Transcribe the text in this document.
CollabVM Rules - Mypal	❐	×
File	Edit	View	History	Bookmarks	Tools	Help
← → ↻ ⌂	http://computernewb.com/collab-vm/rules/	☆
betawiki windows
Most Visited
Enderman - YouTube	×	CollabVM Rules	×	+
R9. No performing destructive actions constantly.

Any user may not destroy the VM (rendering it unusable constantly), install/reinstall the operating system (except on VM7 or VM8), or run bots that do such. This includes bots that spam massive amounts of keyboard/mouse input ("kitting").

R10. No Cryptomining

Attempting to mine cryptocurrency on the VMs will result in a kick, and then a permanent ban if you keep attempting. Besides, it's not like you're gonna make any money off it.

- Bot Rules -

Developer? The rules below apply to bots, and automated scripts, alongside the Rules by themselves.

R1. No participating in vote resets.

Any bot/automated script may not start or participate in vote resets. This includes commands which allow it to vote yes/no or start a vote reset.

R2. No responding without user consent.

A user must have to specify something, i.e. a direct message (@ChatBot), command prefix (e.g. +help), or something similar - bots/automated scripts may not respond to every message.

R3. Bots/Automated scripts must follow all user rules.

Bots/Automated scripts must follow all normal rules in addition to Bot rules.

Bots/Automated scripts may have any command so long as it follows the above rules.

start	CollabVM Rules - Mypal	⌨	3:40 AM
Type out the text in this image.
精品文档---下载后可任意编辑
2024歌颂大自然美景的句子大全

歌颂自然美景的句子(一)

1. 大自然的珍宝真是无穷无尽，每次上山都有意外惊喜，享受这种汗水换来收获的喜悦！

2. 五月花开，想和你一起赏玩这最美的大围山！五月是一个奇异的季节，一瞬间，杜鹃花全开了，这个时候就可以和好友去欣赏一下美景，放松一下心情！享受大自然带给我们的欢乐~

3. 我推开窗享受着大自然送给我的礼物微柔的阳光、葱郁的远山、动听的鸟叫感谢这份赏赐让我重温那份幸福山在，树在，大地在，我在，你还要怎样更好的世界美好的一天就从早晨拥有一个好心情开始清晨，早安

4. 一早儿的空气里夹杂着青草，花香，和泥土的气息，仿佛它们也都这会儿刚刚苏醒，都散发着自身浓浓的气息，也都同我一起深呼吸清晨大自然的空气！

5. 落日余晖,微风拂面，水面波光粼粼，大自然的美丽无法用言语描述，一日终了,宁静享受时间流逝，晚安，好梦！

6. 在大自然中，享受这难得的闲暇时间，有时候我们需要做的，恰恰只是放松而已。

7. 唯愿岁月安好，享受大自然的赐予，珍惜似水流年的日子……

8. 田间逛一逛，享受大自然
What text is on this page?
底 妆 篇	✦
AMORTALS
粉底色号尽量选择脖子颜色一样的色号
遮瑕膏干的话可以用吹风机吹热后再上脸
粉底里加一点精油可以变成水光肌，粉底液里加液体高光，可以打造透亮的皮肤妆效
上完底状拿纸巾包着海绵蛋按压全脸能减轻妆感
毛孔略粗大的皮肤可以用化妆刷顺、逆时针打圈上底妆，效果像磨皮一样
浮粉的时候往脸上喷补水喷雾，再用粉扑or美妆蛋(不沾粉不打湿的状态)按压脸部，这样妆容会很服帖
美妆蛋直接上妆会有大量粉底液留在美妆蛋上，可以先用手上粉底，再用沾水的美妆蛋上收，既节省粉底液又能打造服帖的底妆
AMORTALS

----

**Stated exercise:**
How many lines in the records above contain the word "text"? Reply with the number and nothing more.

**Output:**
3